■ **The exercise**:
Please report every line from the material that contains the word "deck".

■ **Data**:
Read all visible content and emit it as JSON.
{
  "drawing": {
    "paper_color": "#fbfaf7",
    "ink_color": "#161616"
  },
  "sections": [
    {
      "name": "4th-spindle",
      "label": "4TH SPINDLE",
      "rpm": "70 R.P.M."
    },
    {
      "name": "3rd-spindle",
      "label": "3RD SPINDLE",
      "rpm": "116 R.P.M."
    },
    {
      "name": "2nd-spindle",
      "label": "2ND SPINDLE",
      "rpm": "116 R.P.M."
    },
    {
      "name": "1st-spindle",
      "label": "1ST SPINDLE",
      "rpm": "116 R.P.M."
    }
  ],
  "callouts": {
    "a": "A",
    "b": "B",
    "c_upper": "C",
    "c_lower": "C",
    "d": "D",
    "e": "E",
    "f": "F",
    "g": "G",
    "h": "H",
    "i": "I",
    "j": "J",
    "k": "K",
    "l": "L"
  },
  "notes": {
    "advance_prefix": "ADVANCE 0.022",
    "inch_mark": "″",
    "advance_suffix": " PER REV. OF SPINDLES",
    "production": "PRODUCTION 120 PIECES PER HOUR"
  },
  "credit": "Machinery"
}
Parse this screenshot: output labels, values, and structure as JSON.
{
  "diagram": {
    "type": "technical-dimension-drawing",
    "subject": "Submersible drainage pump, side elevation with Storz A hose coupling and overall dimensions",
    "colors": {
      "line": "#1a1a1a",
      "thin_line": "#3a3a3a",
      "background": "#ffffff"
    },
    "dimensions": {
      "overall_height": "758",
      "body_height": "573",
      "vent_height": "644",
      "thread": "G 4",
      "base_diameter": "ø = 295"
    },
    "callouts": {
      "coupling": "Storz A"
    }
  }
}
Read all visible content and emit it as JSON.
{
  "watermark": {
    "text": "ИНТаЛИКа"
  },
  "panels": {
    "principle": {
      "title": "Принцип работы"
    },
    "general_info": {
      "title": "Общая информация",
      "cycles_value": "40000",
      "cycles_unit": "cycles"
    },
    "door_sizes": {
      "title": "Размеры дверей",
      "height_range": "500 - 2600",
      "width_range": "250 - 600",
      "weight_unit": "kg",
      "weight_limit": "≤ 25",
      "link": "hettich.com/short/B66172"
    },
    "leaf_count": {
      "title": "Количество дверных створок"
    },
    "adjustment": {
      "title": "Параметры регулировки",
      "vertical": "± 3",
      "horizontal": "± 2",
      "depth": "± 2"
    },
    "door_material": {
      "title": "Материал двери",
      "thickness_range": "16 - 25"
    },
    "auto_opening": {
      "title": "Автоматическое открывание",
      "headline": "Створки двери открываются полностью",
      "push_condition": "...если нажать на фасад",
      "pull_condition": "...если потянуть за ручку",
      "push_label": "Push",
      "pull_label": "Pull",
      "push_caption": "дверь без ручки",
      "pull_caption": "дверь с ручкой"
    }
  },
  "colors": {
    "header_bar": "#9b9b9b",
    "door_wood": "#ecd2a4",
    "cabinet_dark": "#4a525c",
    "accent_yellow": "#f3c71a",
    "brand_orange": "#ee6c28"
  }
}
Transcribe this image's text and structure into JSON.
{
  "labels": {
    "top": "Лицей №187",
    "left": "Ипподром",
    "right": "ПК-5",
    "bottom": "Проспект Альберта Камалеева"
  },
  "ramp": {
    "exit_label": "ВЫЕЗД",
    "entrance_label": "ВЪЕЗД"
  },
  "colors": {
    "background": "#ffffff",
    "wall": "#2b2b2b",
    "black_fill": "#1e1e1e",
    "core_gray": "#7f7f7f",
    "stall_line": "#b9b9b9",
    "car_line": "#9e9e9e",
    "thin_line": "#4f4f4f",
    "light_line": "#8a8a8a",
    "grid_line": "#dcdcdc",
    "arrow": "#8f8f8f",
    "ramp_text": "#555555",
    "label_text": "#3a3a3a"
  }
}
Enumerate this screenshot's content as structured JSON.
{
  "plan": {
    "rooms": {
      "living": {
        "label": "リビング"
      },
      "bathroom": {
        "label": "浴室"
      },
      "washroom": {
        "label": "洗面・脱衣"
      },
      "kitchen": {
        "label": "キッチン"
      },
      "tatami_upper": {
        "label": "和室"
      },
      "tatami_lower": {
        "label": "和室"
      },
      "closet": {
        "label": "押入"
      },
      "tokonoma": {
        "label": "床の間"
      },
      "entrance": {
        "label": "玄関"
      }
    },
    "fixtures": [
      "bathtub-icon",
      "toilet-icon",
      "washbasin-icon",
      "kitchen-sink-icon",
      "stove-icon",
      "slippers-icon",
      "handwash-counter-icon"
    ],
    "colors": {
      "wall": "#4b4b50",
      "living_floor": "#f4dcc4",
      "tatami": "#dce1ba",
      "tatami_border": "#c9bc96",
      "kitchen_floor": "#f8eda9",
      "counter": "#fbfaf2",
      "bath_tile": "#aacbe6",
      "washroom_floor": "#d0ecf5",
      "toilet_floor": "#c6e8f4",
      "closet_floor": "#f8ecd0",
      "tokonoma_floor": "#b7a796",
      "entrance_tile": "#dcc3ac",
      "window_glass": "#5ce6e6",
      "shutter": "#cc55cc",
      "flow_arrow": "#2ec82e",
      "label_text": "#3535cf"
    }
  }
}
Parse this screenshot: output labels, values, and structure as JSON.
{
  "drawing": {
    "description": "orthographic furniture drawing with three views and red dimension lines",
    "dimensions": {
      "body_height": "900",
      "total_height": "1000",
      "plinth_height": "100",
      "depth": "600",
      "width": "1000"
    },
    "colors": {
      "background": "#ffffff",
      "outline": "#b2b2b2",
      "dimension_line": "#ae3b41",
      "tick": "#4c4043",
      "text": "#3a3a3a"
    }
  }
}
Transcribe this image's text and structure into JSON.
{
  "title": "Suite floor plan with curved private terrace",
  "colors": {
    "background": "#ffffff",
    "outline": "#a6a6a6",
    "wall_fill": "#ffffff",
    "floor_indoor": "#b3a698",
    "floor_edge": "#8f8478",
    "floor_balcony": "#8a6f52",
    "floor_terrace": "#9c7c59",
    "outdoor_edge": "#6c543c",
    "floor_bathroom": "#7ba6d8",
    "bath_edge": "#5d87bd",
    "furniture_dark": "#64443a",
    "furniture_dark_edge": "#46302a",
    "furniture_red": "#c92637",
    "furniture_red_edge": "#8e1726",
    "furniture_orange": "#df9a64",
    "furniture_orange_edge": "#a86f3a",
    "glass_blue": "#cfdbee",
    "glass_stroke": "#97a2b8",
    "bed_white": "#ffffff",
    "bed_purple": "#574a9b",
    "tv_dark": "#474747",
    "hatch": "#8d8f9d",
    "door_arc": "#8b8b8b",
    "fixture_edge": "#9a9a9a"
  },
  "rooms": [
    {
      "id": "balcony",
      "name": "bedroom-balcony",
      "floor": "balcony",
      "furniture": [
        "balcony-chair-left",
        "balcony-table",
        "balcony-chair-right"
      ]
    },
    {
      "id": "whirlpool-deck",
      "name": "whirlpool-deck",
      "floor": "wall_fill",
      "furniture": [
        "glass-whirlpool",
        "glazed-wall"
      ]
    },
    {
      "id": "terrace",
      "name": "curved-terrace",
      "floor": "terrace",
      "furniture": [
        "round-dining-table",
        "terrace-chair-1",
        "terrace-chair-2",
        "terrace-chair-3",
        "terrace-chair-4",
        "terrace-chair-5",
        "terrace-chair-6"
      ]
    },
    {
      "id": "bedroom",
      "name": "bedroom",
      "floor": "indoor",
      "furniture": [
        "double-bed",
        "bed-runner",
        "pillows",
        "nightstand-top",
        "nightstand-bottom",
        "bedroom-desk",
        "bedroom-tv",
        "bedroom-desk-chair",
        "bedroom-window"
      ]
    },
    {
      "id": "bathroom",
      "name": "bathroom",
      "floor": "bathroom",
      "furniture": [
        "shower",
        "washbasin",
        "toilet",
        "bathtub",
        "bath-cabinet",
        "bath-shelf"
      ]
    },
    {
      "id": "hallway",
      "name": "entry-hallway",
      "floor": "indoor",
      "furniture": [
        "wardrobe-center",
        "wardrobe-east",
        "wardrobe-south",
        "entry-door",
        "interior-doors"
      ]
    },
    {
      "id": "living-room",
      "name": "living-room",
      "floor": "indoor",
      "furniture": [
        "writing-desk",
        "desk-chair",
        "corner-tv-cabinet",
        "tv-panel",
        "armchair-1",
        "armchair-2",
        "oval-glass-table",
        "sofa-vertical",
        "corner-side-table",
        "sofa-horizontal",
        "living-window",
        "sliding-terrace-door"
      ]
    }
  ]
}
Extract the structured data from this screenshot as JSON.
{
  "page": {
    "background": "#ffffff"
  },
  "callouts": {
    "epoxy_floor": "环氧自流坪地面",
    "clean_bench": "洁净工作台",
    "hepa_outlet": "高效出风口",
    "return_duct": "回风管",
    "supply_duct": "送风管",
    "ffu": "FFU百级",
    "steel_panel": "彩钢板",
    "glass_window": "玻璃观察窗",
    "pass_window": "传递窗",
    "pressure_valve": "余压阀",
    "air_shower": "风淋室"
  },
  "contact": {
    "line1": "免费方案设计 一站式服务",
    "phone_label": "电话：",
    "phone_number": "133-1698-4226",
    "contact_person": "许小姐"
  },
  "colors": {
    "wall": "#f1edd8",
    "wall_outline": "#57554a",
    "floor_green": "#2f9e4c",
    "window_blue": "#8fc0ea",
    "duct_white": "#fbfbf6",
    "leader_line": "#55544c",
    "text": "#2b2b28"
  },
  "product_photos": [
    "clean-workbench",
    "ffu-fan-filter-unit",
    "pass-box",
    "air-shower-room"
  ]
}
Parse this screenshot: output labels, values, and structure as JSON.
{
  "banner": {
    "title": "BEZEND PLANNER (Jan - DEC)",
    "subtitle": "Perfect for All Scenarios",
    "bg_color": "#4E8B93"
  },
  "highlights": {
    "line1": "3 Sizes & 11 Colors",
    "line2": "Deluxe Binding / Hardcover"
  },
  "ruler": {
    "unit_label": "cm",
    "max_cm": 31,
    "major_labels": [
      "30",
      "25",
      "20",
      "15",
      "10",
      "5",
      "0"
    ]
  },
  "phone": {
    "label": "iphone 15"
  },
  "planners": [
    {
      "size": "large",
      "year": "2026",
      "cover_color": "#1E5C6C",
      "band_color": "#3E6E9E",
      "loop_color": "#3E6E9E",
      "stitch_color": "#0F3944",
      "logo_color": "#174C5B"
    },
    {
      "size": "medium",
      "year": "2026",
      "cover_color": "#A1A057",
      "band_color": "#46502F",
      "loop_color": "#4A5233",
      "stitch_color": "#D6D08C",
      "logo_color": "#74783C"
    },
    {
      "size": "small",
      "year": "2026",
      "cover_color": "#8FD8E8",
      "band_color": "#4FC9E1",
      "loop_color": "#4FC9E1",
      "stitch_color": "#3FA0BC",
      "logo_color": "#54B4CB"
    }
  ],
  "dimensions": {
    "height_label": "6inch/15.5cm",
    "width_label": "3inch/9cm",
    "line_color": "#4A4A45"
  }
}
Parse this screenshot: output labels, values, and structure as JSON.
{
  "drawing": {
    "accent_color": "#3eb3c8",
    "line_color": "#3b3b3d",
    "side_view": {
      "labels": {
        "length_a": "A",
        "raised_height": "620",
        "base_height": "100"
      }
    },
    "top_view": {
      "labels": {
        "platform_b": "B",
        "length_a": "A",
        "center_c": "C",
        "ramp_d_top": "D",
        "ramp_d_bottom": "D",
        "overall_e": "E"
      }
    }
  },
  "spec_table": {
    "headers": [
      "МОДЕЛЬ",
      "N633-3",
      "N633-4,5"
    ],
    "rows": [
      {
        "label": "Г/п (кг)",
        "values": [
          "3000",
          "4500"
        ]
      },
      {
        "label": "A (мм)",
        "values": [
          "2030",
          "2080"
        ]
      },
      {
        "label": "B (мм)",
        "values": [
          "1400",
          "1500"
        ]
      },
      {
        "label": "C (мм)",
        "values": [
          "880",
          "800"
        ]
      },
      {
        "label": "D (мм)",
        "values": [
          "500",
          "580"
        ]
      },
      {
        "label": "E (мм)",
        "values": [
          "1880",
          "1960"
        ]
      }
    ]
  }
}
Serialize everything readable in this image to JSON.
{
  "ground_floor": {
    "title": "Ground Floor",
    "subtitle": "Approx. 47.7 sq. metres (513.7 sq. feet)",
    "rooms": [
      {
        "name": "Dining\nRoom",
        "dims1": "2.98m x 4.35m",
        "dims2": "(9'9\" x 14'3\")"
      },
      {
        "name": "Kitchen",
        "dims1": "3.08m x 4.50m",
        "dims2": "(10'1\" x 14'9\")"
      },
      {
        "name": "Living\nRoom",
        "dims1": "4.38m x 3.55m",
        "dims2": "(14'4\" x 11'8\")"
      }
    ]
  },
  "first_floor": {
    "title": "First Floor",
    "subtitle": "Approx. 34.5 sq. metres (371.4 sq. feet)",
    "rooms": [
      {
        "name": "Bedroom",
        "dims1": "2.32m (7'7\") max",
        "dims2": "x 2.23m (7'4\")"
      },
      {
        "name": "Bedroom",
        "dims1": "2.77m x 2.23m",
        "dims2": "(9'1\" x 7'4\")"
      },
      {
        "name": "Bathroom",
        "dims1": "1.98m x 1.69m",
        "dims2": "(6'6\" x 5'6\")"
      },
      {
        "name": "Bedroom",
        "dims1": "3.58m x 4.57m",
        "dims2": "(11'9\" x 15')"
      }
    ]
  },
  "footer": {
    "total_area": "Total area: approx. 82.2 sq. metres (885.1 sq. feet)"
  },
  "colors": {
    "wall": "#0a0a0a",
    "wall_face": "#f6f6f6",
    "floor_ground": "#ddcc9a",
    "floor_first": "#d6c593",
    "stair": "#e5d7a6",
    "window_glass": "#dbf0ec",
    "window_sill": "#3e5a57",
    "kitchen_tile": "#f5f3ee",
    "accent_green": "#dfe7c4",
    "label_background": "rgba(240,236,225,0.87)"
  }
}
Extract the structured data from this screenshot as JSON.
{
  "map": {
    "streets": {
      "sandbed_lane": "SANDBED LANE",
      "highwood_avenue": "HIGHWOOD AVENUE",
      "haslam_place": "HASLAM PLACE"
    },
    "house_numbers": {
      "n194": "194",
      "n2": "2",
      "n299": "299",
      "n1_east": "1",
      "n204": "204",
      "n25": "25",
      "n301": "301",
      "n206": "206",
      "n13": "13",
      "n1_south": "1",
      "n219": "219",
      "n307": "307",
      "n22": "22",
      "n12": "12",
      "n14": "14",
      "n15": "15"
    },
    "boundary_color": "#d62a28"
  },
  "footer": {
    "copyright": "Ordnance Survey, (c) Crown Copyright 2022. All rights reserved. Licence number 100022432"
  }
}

■ **Solution**:
      "id": "whirlpool-deck",
      "name": "whirlpool-deck",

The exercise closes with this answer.